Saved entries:
+ + +

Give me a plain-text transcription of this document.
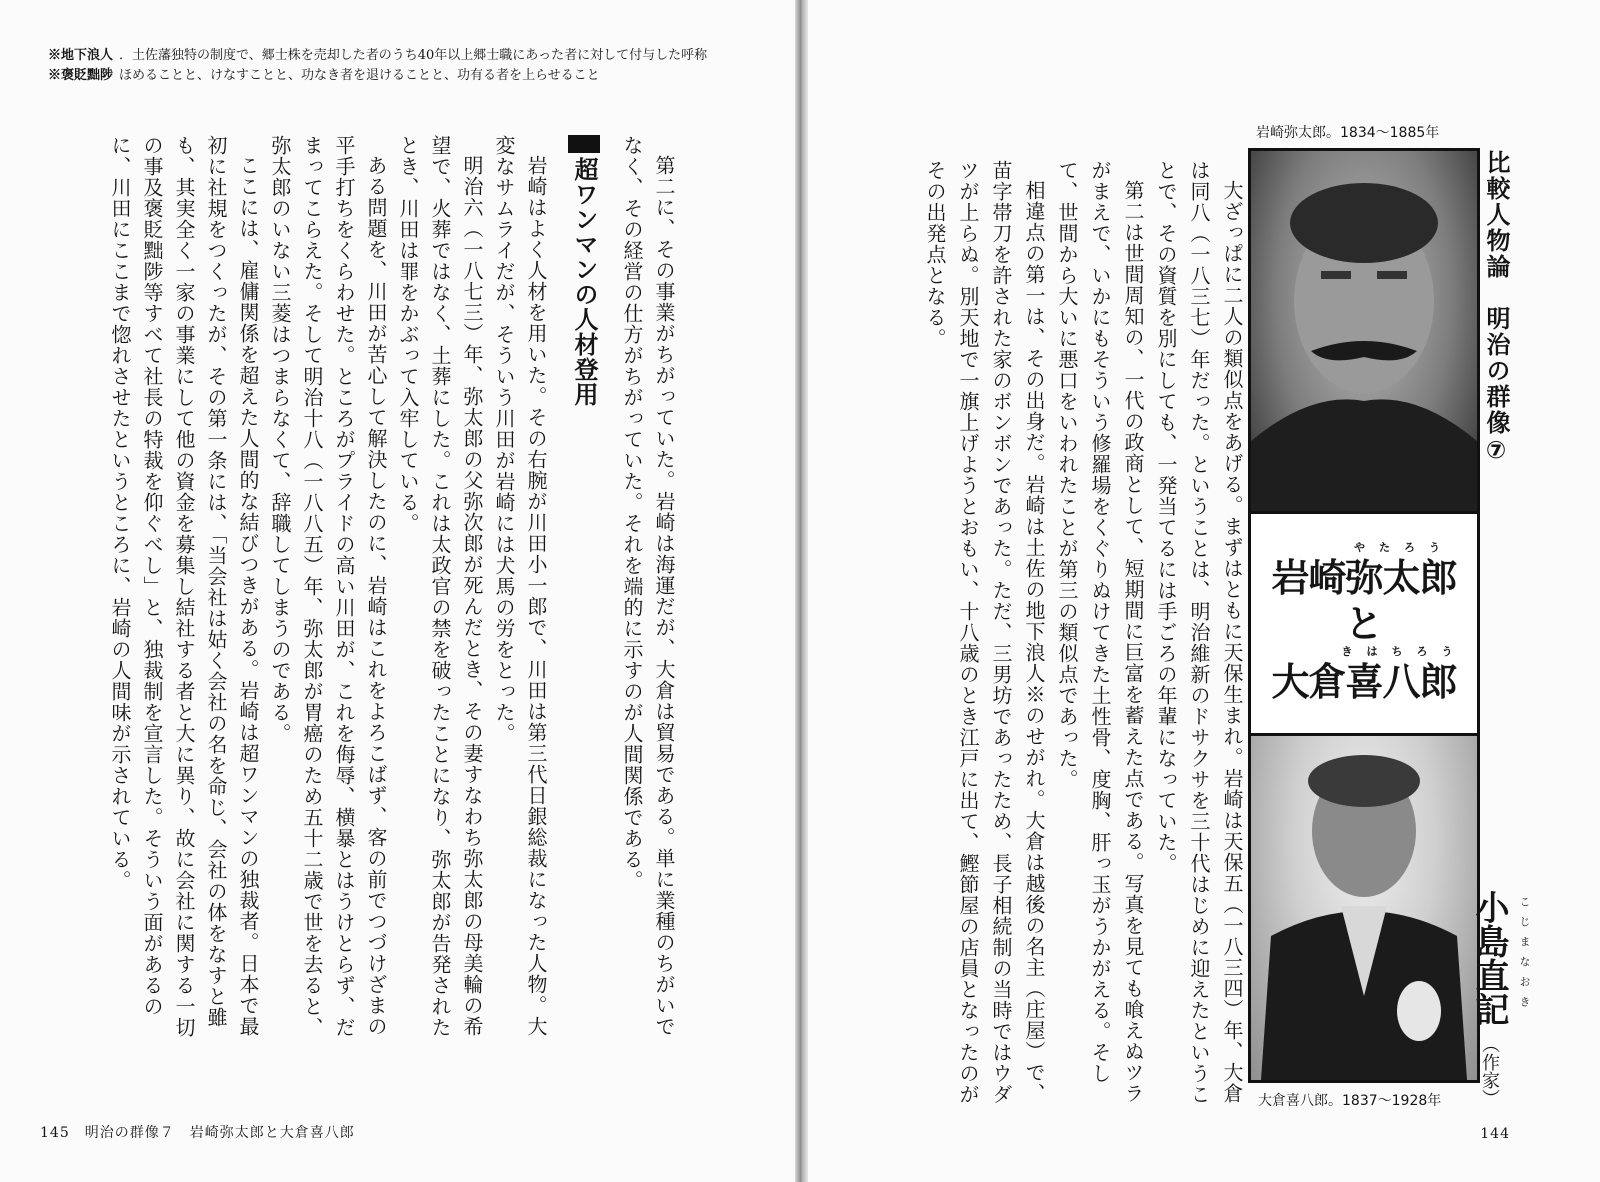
※地下浪人 ．土佐藩独特の制度で、郷士株を売却した者のうち40年以上郷士職にあった者に対して付与した呼称

※褒貶黜陟 ほめることと、けなすことと、功なき者を退けることと、功有る者を上らせること

第二に、その事業がちがっていた。岩崎は海運だが、大倉は貿易である。単に業種のちがいでなく、その経営の仕方がちがっていた。それを端的に示すのが人間関係である。

超ワンマンの人材登用

岩崎はよく人材を用いた。その右腕が川田小一郎で、川田は第三代日銀総裁になった人物。大変なサムライだが、そういう川田が岩崎には犬馬の労をとった。

明治六（一八七三）年、弥太郎の父弥次郎が死んだとき、その妻すなわち弥太郎の母美輪の希望で、火葬ではなく、土葬にした。これは太政官の禁を破ったことになり、弥太郎が告発されたとき、川田は罪をかぶって入牢している。

ある問題を、川田が苦心して解決したのに、岩崎はこれをよろこばず、客の前でつづけざまの平手打ちをくらわせた。ところがプライドの高い川田が、これを侮辱、横暴とはうけとらず、だまってこらえた。そして明治十八（一八八五）年、弥太郎が胃癌のため五十二歳で世を去ると、弥太郎のいない三菱はつまらなくて、辞職してしまうのである。

ここには、雇傭関係を超えた人間的な結びつきがある。岩崎は超ワンマンの独裁者。日本で最初に社規をつくったが、その第一条には、「当会社は姑く会社の名を命じ、会社の体をなすと雖も、其実全く一家の事業にして他の資金を募集し結社する者と大に異り、故に会社に関する一切の事及褒貶黜陟等すべて社長の特裁を仰ぐべし」と、独裁制を宣言した。そういう面があるのに、川田にここまで惚れさせたというところに、岩崎の人間味が示されている。

145　明治の群像７　岩崎弥太郎と大倉喜八郎
岩崎弥太郎。1834〜1885年
比較人物論　明治の群像⑦

大ざっぱに二人の類似点をあげる。まずはともに天保生まれ。岩崎は天保五（一八三四）年、大倉は同八（一八三七）年だった。ということは、明治維新のドサクサを三十代はじめに迎えたということで、その資質を別にしても、一発当てるには手ごろの年輩になっていた。

第二は世間周知の、一代の政商として、短期間に巨富を蓄えた点である。写真を見ても喰えぬツラがまえで、いかにもそういう修羅場をくぐりぬけてきた土性骨、度胸、肝っ玉がうかがえる。そして、世間から大いに悪口をいわれたことが第三の類似点であった。

相違点の第一は、その出身だ。岩崎は土佐の地下浪人※のせがれ。大倉は越後の名主（庄屋）で、苗字帯刀を許された家のボンボンであった。ただ、三男坊であったため、長子相続制の当時ではウダツが上らぬ。別天地で一旗上げようとおもい、十八歳のとき江戸に出て、鰹節屋の店員となったのがその出発点となる。

やたろう
岩崎弥太郎
と
きはちろう
大倉喜八郎
大倉喜八郎。1837〜1928年
小島直記 （作家）
こじまなおき
144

+ + +

Objective:
The records above are to be reproduced exactly; the pictures are to be left out.

Answer:
Give me a plain-text transcription of this document.
※地下浪人 ．土佐藩独特の制度で、郷士株を売却した者のうち40年以上郷士職にあった者に対して付与した呼称

※褒貶黜陟 ほめることと、けなすことと、功なき者を退けることと、功有る者を上らせること

第二に、その事業がちがっていた。岩崎は海運だが、大倉は貿易である。単に業種のちがいでなく、その経営の仕方がちがっていた。それを端的に示すのが人間関係である。

超ワンマンの人材登用

岩崎はよく人材を用いた。その右腕が川田小一郎で、川田は第三代日銀総裁になった人物。大変なサムライだが、そういう川田が岩崎には犬馬の労をとった。

明治六（一八七三）年、弥太郎の父弥次郎が死んだとき、その妻すなわち弥太郎の母美輪の希望で、火葬ではなく、土葬にした。これは太政官の禁を破ったことになり、弥太郎が告発されたとき、川田は罪をかぶって入牢している。

ある問題を、川田が苦心して解決したのに、岩崎はこれをよろこばず、客の前でつづけざまの平手打ちをくらわせた。ところがプライドの高い川田が、これを侮辱、横暴とはうけとらず、だまってこらえた。そして明治十八（一八八五）年、弥太郎が胃癌のため五十二歳で世を去ると、弥太郎のいない三菱はつまらなくて、辞職してしまうのである。

ここには、雇傭関係を超えた人間的な結びつきがある。岩崎は超ワンマンの独裁者。日本で最初に社規をつくったが、その第一条には、「当会社は姑く会社の名を命じ、会社の体をなすと雖も、其実全く一家の事業にして他の資金を募集し結社する者と大に異り、故に会社に関する一切の事及褒貶黜陟等すべて社長の特裁を仰ぐべし」と、独裁制を宣言した。そういう面があるのに、川田にここまで惚れさせたというところに、岩崎の人間味が示されている。

145　明治の群像７　岩崎弥太郎と大倉喜八郎
岩崎弥太郎。1834〜1885年
比較人物論　明治の群像⑦

大ざっぱに二人の類似点をあげる。まずはともに天保生まれ。岩崎は天保五（一八三四）年、大倉は同八（一八三七）年だった。ということは、明治維新のドサクサを三十代はじめに迎えたということで、その資質を別にしても、一発当てるには手ごろの年輩になっていた。

第二は世間周知の、一代の政商として、短期間に巨富を蓄えた点である。写真を見ても喰えぬツラがまえで、いかにもそういう修羅場をくぐりぬけてきた土性骨、度胸、肝っ玉がうかがえる。そして、世間から大いに悪口をいわれたことが第三の類似点であった。

相違点の第一は、その出身だ。岩崎は土佐の地下浪人※のせがれ。大倉は越後の名主（庄屋）で、苗字帯刀を許された家のボンボンであった。ただ、三男坊であったため、長子相続制の当時ではウダツが上らぬ。別天地で一旗上げようとおもい、十八歳のとき江戸に出て、鰹節屋の店員となったのがその出発点となる。

やたろう
岩崎弥太郎
と
きはちろう
大倉喜八郎
大倉喜八郎。1837〜1928年
小島直記 （作家）
こじまなおき
144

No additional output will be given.